▶ [Given information]
________________
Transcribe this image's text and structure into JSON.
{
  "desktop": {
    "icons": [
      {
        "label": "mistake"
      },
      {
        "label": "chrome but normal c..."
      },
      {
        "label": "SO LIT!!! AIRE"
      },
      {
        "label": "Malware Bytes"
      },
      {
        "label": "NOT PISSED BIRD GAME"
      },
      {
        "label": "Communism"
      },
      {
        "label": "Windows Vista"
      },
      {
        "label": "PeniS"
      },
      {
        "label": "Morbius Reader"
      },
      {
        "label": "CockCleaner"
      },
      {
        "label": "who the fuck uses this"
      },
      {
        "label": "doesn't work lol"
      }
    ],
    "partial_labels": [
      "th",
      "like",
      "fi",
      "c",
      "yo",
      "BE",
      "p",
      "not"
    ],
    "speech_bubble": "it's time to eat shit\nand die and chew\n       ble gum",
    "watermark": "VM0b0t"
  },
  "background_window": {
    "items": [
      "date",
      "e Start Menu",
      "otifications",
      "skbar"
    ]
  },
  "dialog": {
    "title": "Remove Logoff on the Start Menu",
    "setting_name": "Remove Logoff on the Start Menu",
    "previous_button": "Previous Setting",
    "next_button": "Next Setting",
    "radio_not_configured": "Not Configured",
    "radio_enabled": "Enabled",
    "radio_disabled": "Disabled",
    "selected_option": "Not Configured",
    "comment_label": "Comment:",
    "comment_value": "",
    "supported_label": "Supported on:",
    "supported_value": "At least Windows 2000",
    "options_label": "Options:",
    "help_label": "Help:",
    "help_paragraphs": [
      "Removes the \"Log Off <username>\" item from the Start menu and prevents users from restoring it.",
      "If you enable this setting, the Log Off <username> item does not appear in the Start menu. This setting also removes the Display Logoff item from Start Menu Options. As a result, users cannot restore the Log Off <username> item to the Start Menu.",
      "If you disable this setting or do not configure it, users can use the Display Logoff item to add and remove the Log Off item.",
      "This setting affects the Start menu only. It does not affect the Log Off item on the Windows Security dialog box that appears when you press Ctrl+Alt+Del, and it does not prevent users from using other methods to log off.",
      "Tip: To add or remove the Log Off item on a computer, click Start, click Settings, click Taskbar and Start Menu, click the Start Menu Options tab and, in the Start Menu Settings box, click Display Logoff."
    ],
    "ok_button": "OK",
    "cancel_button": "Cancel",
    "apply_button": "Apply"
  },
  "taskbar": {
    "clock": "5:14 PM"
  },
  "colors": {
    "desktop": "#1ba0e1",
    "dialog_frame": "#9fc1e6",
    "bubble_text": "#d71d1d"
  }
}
________________
▶ [Objective] Set out every line from the material that contains the string "users".

▶ [Result for this task]
      "Removes the \"Log Off <username>\" item from the Start menu and prevents users from restoring it.",
      "If you enable this setting, the Log Off <username> item does not appear in the Start menu. This setting also removes the Display Logoff item from Start Menu Options. As a result, users cannot restore the Log Off <username> item to the Start Menu.",
      "If you disable this setting or do not configure it, users can use the Display Logoff item to add and remove the Log Off item.",
      "This setting affects the Start menu only. It does not affect the Log Off item on the Windows Security dialog box that appears when you press Ctrl+Alt+Del, and it does not prevent users from using other methods to log off.",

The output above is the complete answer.